Since pictures do not belong in the copy, please repeat every record below exactly without them.

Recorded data

= = = = =

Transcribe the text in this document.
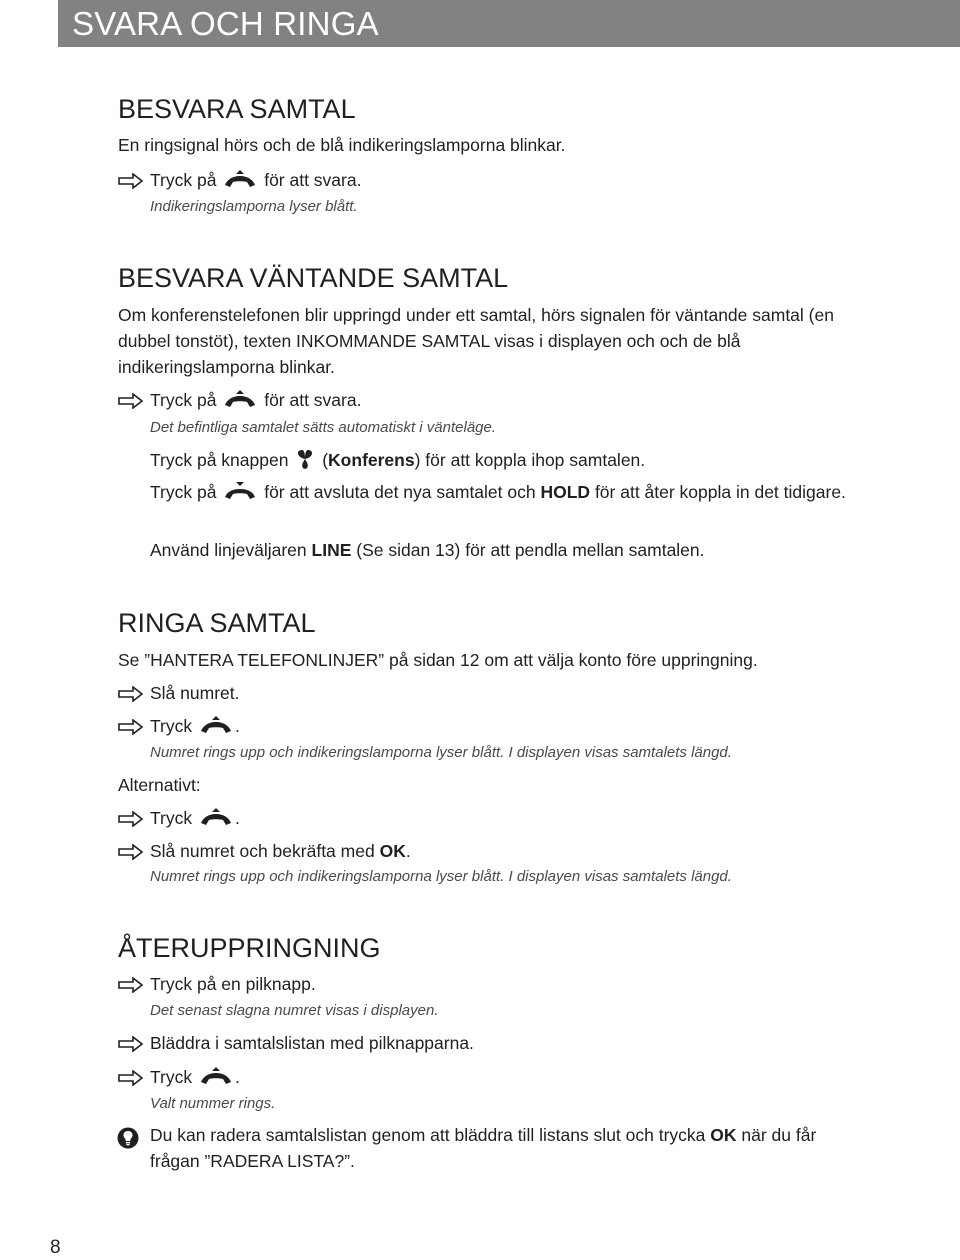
SVARA OCH RINGA
BESVARA SAMTAL

En ringsignal hörs och de blå indikeringslamporna blinkar.

Tryck på	för att svara.
Indikeringslamporna lyser blått.
BESVARA VÄNTANDE SAMTAL

Om konferenstelefonen blir uppringd under ett samtal, hörs signalen för väntande samtal (en dubbel tonstöt), texten INKOMMANDE SAMTAL visas i displayen och och de blå indikeringslamporna blinkar.

Tryck på	för att svara.
Det befintliga samtalet sätts automatiskt i vänteläge.
Tryck på knappen  (Konferens) för att koppla ihop samtalen.
Tryck på	för att avsluta det nya samtalet och HOLD för att åter koppla in det tidigare.
Använd linjeväljaren LINE (Se sidan 13) för att pendla mellan samtalen.
RINGA SAMTAL

Se ”HANTERA TELEFONLINJER” på sidan 12 om att välja konto före uppringning.

Slå numret.
Tryck .
Numret rings upp och indikeringslamporna lyser blått. I displayen visas samtalets längd.
Alternativt:
Tryck .
Slå numret och bekräfta med OK.
Numret rings upp och indikeringslamporna lyser blått. I displayen visas samtalets längd.
ÅTERUPPRINGNING
Tryck på en pilknapp.
Det senast slagna numret visas i displayen.
Bläddra i samtalslistan med pilknapparna.
Tryck .
Valt nummer rings.
Du kan radera samtalslistan genom att bläddra till listans slut och trycka OK när du får frågan ”RADERA LISTA?”.
8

= = = = =

_Solution to this problem_
Transcribe the text in this document.
SVARA OCH RINGA
BESVARA SAMTAL

En ringsignal hörs och de blå indikeringslamporna blinkar.

Tryck på	för att svara.
Indikeringslamporna lyser blått.
BESVARA VÄNTANDE SAMTAL

Om konferenstelefonen blir uppringd under ett samtal, hörs signalen för väntande samtal (en dubbel tonstöt), texten INKOMMANDE SAMTAL visas i displayen och och de blå indikeringslamporna blinkar.

Tryck på	för att svara.
Det befintliga samtalet sätts automatiskt i vänteläge.
Tryck på knappen  (Konferens) för att koppla ihop samtalen.
Tryck på	för att avsluta det nya samtalet och HOLD för att åter koppla in det tidigare.
Använd linjeväljaren LINE (Se sidan 13) för att pendla mellan samtalen.
RINGA SAMTAL

Se ”HANTERA TELEFONLINJER” på sidan 12 om att välja konto före uppringning.

Slå numret.
Tryck .
Numret rings upp och indikeringslamporna lyser blått. I displayen visas samtalets längd.
Alternativt:
Tryck .
Slå numret och bekräfta med OK.
Numret rings upp och indikeringslamporna lyser blått. I displayen visas samtalets längd.
ÅTERUPPRINGNING
Tryck på en pilknapp.
Det senast slagna numret visas i displayen.
Bläddra i samtalslistan med pilknapparna.
Tryck .
Valt nummer rings.
Du kan radera samtalslistan genom att bläddra till listans slut och trycka OK när du får frågan ”RADERA LISTA?”.
8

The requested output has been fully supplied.